* The request *
Every entry must be copied word for word.

--------------------

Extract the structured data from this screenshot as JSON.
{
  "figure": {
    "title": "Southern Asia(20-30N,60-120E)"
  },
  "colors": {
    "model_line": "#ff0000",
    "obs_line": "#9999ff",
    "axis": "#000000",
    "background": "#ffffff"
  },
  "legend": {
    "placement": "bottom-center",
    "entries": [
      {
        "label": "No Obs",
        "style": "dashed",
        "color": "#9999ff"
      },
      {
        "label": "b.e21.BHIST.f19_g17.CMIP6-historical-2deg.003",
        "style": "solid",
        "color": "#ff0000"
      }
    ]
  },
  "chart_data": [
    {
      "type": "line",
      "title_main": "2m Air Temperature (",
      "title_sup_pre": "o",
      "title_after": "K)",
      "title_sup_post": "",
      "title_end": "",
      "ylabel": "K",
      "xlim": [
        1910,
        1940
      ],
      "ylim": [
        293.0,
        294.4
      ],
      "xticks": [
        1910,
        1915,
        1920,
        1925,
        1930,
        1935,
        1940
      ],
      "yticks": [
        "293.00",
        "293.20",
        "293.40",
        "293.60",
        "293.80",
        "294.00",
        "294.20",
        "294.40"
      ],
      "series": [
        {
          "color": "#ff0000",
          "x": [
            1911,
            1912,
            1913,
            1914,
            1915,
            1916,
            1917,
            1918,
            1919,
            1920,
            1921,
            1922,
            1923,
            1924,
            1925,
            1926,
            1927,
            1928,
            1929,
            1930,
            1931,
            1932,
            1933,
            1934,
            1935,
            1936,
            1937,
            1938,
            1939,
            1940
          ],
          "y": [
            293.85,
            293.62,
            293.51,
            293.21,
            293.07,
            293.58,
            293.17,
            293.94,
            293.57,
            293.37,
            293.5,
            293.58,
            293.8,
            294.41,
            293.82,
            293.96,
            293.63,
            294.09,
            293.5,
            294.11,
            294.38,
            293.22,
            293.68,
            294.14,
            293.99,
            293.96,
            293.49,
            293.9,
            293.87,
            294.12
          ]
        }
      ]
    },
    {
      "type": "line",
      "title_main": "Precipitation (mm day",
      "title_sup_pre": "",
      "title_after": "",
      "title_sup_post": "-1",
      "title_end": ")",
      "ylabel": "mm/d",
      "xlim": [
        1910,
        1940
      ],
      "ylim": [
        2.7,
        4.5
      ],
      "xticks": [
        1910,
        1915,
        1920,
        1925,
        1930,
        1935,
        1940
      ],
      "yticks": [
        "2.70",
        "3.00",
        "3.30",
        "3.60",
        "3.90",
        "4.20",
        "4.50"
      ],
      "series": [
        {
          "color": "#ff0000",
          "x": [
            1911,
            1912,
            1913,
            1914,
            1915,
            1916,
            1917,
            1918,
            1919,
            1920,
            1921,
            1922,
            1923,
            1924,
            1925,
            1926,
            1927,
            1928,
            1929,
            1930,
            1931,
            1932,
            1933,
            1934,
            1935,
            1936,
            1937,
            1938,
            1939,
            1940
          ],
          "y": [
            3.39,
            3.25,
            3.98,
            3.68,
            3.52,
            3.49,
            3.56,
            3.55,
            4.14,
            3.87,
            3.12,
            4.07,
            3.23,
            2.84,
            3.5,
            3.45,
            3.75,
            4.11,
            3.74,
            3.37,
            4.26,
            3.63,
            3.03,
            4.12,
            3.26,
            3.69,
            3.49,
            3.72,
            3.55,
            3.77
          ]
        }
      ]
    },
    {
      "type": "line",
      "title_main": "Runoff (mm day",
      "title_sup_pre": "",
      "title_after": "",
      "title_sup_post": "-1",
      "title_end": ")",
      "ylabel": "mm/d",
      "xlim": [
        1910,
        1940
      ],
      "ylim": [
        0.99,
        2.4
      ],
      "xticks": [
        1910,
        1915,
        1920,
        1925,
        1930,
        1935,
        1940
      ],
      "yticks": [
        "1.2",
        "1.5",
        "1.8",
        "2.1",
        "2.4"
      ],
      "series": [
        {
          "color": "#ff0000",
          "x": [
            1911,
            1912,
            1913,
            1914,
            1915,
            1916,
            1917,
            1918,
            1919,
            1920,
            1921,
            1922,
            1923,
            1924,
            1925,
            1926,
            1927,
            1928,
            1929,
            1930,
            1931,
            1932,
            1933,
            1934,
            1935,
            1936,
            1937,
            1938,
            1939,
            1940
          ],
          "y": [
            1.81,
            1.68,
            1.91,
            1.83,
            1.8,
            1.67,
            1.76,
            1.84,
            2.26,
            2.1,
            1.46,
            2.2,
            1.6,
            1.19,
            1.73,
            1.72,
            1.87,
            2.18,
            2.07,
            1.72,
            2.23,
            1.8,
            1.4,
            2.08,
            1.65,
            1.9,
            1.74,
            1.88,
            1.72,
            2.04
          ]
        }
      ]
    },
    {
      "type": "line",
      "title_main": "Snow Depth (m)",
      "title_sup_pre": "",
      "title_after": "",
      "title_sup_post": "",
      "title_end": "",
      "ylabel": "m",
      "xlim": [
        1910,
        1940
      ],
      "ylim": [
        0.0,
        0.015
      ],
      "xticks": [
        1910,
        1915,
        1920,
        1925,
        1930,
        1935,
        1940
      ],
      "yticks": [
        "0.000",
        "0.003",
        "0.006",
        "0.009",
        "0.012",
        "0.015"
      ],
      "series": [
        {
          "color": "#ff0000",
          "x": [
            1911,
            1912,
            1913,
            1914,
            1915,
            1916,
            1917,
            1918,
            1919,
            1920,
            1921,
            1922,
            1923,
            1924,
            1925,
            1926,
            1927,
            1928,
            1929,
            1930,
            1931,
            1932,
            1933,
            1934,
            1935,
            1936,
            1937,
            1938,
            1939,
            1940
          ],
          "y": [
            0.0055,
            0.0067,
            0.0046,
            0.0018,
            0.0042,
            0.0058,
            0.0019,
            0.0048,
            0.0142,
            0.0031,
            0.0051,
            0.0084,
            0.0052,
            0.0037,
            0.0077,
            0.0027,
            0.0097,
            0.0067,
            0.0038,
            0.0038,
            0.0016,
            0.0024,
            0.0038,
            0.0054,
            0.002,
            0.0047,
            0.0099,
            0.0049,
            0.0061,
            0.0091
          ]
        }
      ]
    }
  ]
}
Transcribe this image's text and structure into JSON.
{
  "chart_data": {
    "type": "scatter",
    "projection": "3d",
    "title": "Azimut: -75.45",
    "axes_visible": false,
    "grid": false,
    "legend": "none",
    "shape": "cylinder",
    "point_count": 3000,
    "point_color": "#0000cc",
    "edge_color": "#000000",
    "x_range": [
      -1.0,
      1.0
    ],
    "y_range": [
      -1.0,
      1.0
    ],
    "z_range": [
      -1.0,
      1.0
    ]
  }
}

--------------------

* Written solution *
Extract the structured data from this screenshot as JSON.
{
  "figure": {
    "title": "Southern Asia(20-30N,60-120E)"
  },
  "colors": {
    "model_line": "#ff0000",
    "obs_line": "#9999ff",
    "axis": "#000000",
    "background": "#ffffff"
  },
  "legend": {
    "placement": "bottom-center",
    "entries": [
      {
        "label": "No Obs",
        "style": "dashed",
        "color": "#9999ff"
      },
      {
        "label": "b.e21.BHIST.f19_g17.CMIP6-historical-2deg.003",
        "style": "solid",
        "color": "#ff0000"
      }
    ]
  },
  "chart_data": [
    {
      "type": "line",
      "title_main": "2m Air Temperature (",
      "title_sup_pre": "o",
      "title_after": "K)",
      "title_sup_post": "",
      "title_end": "",
      "ylabel": "K",
      "xlim": [
        1910,
        1940
      ],
      "ylim": [
        293.0,
        294.4
      ],
      "xticks": [
        1910,
        1915,
        1920,
        1925,
        1930,
        1935,
        1940
      ],
      "yticks": [
        "293.00",
        "293.20",
        "293.40",
        "293.60",
        "293.80",
        "294.00",
        "294.20",
        "294.40"
      ],
      "series": [
        {
          "color": "#ff0000",
          "x": [
            1911,
            1912,
            1913,
            1914,
            1915,
            1916,
            1917,
            1918,
            1919,
            1920,
            1921,
            1922,
            1923,
            1924,
            1925,
            1926,
            1927,
            1928,
            1929,
            1930,
            1931,
            1932,
            1933,
            1934,
            1935,
            1936,
            1937,
            1938,
            1939,
            1940
          ],
          "y": [
            293.85,
            293.62,
            293.51,
            293.21,
            293.07,
            293.58,
            293.17,
            293.94,
            293.57,
            293.37,
            293.5,
            293.58,
            293.8,
            294.41,
            293.82,
            293.96,
            293.63,
            294.09,
            293.5,
            294.11,
            294.38,
            293.22,
            293.68,
            294.14,
            293.99,
            293.96,
            293.49,
            293.9,
            293.87,
            294.12
          ]
        }
      ]
    },
    {
      "type": "line",
      "title_main": "Precipitation (mm day",
      "title_sup_pre": "",
      "title_after": "",
      "title_sup_post": "-1",
      "title_end": ")",
      "ylabel": "mm/d",
      "xlim": [
        1910,
        1940
      ],
      "ylim": [
        2.7,
        4.5
      ],
      "xticks": [
        1910,
        1915,
        1920,
        1925,
        1930,
        1935,
        1940
      ],
      "yticks": [
        "2.70",
        "3.00",
        "3.30",
        "3.60",
        "3.90",
        "4.20",
        "4.50"
      ],
      "series": [
        {
          "color": "#ff0000",
          "x": [
            1911,
            1912,
            1913,
            1914,
            1915,
            1916,
            1917,
            1918,
            1919,
            1920,
            1921,
            1922,
            1923,
            1924,
            1925,
            1926,
            1927,
            1928,
            1929,
            1930,
            1931,
            1932,
            1933,
            1934,
            1935,
            1936,
            1937,
            1938,
            1939,
            1940
          ],
          "y": [
            3.39,
            3.25,
            3.98,
            3.68,
            3.52,
            3.49,
            3.56,
            3.55,
            4.14,
            3.87,
            3.12,
            4.07,
            3.23,
            2.84,
            3.5,
            3.45,
            3.75,
            4.11,
            3.74,
            3.37,
            4.26,
            3.63,
            3.03,
            4.12,
            3.26,
            3.69,
            3.49,
            3.72,
            3.55,
            3.77
          ]
        }
      ]
    },
    {
      "type": "line",
      "title_main": "Runoff (mm day",
      "title_sup_pre": "",
      "title_after": "",
      "title_sup_post": "-1",
      "title_end": ")",
      "ylabel": "mm/d",
      "xlim": [
        1910,
        1940
      ],
      "ylim": [
        0.99,
        2.4
      ],
      "xticks": [
        1910,
        1915,
        1920,
        1925,
        1930,
        1935,
        1940
      ],
      "yticks": [
        "1.2",
        "1.5",
        "1.8",
        "2.1",
        "2.4"
      ],
      "series": [
        {
          "color": "#ff0000",
          "x": [
            1911,
            1912,
            1913,
            1914,
            1915,
            1916,
            1917,
            1918,
            1919,
            1920,
            1921,
            1922,
            1923,
            1924,
            1925,
            1926,
            1927,
            1928,
            1929,
            1930,
            1931,
            1932,
            1933,
            1934,
            1935,
            1936,
            1937,
            1938,
            1939,
            1940
          ],
          "y": [
            1.81,
            1.68,
            1.91,
            1.83,
            1.8,
            1.67,
            1.76,
            1.84,
            2.26,
            2.1,
            1.46,
            2.2,
            1.6,
            1.19,
            1.73,
            1.72,
            1.87,
            2.18,
            2.07,
            1.72,
            2.23,
            1.8,
            1.4,
            2.08,
            1.65,
            1.9,
            1.74,
            1.88,
            1.72,
            2.04
          ]
        }
      ]
    },
    {
      "type": "line",
      "title_main": "Snow Depth (m)",
      "title_sup_pre": "",
      "title_after": "",
      "title_sup_post": "",
      "title_end": "",
      "ylabel": "m",
      "xlim": [
        1910,
        1940
      ],
      "ylim": [
        0.0,
        0.015
      ],
      "xticks": [
        1910,
        1915,
        1920,
        1925,
        1930,
        1935,
        1940
      ],
      "yticks": [
        "0.000",
        "0.003",
        "0.006",
        "0.009",
        "0.012",
        "0.015"
      ],
      "series": [
        {
          "color": "#ff0000",
          "x": [
            1911,
            1912,
            1913,
            1914,
            1915,
            1916,
            1917,
            1918,
            1919,
            1920,
            1921,
            1922,
            1923,
            1924,
            1925,
            1926,
            1927,
            1928,
            1929,
            1930,
            1931,
            1932,
            1933,
            1934,
            1935,
            1936,
            1937,
            1938,
            1939,
            1940
          ],
          "y": [
            0.0055,
            0.0067,
            0.0046,
            0.0018,
            0.0042,
            0.0058,
            0.0019,
            0.0048,
            0.0142,
            0.0031,
            0.0051,
            0.0084,
            0.0052,
            0.0037,
            0.0077,
            0.0027,
            0.0097,
            0.0067,
            0.0038,
            0.0038,
            0.0016,
            0.0024,
            0.0038,
            0.0054,
            0.002,
            0.0047,
            0.0099,
            0.0049,
            0.0061,
            0.0091
          ]
        }
      ]
    }
  ]
}
Transcribe this image's text and structure into JSON.
{
  "chart_data": {
    "type": "scatter",
    "projection": "3d",
    "title": "Azimut: -75.45",
    "axes_visible": false,
    "grid": false,
    "legend": "none",
    "shape": "cylinder",
    "point_count": 3000,
    "point_color": "#0000cc",
    "edge_color": "#000000",
    "x_range": [
      -1.0,
      1.0
    ],
    "y_range": [
      -1.0,
      1.0
    ],
    "z_range": [
      -1.0,
      1.0
    ]
  }
}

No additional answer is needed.